* What you should do: Do not carry the pictures over; copy every other part of the entries exactly.
Start
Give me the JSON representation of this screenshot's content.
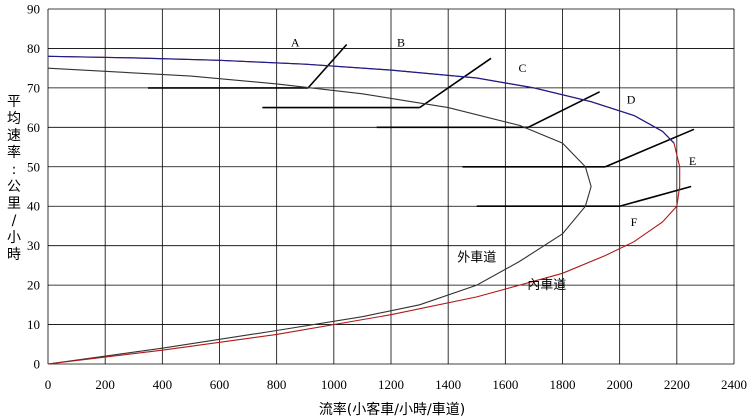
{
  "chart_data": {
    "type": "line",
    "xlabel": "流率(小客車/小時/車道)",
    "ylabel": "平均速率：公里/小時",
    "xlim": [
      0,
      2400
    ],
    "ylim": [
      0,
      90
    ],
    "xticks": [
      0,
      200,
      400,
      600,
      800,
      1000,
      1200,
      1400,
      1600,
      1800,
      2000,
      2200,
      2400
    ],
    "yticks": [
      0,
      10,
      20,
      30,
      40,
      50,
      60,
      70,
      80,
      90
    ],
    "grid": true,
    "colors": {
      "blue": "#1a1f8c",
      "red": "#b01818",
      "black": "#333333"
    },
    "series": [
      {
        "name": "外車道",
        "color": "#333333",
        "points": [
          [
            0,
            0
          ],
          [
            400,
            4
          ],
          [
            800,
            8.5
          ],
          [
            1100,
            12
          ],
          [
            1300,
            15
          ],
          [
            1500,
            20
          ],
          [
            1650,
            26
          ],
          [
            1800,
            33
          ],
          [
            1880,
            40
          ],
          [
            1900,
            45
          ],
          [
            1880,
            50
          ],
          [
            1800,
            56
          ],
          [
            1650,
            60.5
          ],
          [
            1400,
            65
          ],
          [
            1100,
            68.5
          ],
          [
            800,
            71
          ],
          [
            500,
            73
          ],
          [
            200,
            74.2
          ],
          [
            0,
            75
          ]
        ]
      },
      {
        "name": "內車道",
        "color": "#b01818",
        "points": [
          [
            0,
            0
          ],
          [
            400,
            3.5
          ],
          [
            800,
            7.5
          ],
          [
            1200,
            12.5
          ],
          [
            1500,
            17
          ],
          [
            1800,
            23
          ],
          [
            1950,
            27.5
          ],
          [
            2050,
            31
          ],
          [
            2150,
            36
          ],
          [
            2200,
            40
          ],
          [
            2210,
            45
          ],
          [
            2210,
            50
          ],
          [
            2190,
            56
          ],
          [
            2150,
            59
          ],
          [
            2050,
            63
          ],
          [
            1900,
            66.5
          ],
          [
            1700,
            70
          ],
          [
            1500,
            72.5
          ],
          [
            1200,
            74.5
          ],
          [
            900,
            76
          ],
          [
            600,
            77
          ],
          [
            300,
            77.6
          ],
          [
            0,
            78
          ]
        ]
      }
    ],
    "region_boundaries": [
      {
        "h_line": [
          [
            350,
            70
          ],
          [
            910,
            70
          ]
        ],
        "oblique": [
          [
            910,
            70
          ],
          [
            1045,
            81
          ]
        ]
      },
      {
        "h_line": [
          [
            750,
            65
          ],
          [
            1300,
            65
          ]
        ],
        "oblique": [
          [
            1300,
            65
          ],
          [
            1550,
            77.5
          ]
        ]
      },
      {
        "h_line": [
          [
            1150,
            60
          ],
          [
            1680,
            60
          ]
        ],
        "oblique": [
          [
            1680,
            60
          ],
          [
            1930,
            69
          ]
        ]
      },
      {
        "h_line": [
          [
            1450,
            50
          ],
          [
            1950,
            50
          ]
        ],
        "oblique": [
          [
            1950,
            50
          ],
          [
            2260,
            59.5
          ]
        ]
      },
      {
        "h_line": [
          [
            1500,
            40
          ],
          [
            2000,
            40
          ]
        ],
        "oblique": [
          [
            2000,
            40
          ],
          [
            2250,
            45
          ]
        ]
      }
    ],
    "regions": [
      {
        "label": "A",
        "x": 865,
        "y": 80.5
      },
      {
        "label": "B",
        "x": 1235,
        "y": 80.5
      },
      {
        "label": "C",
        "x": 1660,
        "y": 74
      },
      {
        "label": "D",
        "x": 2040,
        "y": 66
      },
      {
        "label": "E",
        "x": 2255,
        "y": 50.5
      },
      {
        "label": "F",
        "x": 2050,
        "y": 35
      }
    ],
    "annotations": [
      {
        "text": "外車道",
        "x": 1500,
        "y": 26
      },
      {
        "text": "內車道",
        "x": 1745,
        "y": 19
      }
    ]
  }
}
End
* Written solution:
Give me the JSON representation of this screenshot's content.
{
  "chart_data": {
    "type": "line",
    "xlabel": "流率(小客車/小時/車道)",
    "ylabel": "平均速率：公里/小時",
    "xlim": [
      0,
      2400
    ],
    "ylim": [
      0,
      90
    ],
    "xticks": [
      0,
      200,
      400,
      600,
      800,
      1000,
      1200,
      1400,
      1600,
      1800,
      2000,
      2200,
      2400
    ],
    "yticks": [
      0,
      10,
      20,
      30,
      40,
      50,
      60,
      70,
      80,
      90
    ],
    "grid": true,
    "colors": {
      "blue": "#1a1f8c",
      "red": "#b01818",
      "black": "#333333"
    },
    "series": [
      {
        "name": "外車道",
        "color": "#333333",
        "points": [
          [
            0,
            0
          ],
          [
            400,
            4
          ],
          [
            800,
            8.5
          ],
          [
            1100,
            12
          ],
          [
            1300,
            15
          ],
          [
            1500,
            20
          ],
          [
            1650,
            26
          ],
          [
            1800,
            33
          ],
          [
            1880,
            40
          ],
          [
            1900,
            45
          ],
          [
            1880,
            50
          ],
          [
            1800,
            56
          ],
          [
            1650,
            60.5
          ],
          [
            1400,
            65
          ],
          [
            1100,
            68.5
          ],
          [
            800,
            71
          ],
          [
            500,
            73
          ],
          [
            200,
            74.2
          ],
          [
            0,
            75
          ]
        ]
      },
      {
        "name": "內車道",
        "color": "#b01818",
        "points": [
          [
            0,
            0
          ],
          [
            400,
            3.5
          ],
          [
            800,
            7.5
          ],
          [
            1200,
            12.5
          ],
          [
            1500,
            17
          ],
          [
            1800,
            23
          ],
          [
            1950,
            27.5
          ],
          [
            2050,
            31
          ],
          [
            2150,
            36
          ],
          [
            2200,
            40
          ],
          [
            2210,
            45
          ],
          [
            2210,
            50
          ],
          [
            2190,
            56
          ],
          [
            2150,
            59
          ],
          [
            2050,
            63
          ],
          [
            1900,
            66.5
          ],
          [
            1700,
            70
          ],
          [
            1500,
            72.5
          ],
          [
            1200,
            74.5
          ],
          [
            900,
            76
          ],
          [
            600,
            77
          ],
          [
            300,
            77.6
          ],
          [
            0,
            78
          ]
        ]
      }
    ],
    "region_boundaries": [
      {
        "h_line": [
          [
            350,
            70
          ],
          [
            910,
            70
          ]
        ],
        "oblique": [
          [
            910,
            70
          ],
          [
            1045,
            81
          ]
        ]
      },
      {
        "h_line": [
          [
            750,
            65
          ],
          [
            1300,
            65
          ]
        ],
        "oblique": [
          [
            1300,
            65
          ],
          [
            1550,
            77.5
          ]
        ]
      },
      {
        "h_line": [
          [
            1150,
            60
          ],
          [
            1680,
            60
          ]
        ],
        "oblique": [
          [
            1680,
            60
          ],
          [
            1930,
            69
          ]
        ]
      },
      {
        "h_line": [
          [
            1450,
            50
          ],
          [
            1950,
            50
          ]
        ],
        "oblique": [
          [
            1950,
            50
          ],
          [
            2260,
            59.5
          ]
        ]
      },
      {
        "h_line": [
          [
            1500,
            40
          ],
          [
            2000,
            40
          ]
        ],
        "oblique": [
          [
            2000,
            40
          ],
          [
            2250,
            45
          ]
        ]
      }
    ],
    "regions": [
      {
        "label": "A",
        "x": 865,
        "y": 80.5
      },
      {
        "label": "B",
        "x": 1235,
        "y": 80.5
      },
      {
        "label": "C",
        "x": 1660,
        "y": 74
      },
      {
        "label": "D",
        "x": 2040,
        "y": 66
      },
      {
        "label": "E",
        "x": 2255,
        "y": 50.5
      },
      {
        "label": "F",
        "x": 2050,
        "y": 35
      }
    ],
    "annotations": [
      {
        "text": "外車道",
        "x": 1500,
        "y": 26
      },
      {
        "text": "內車道",
        "x": 1745,
        "y": 19
      }
    ]
  }
}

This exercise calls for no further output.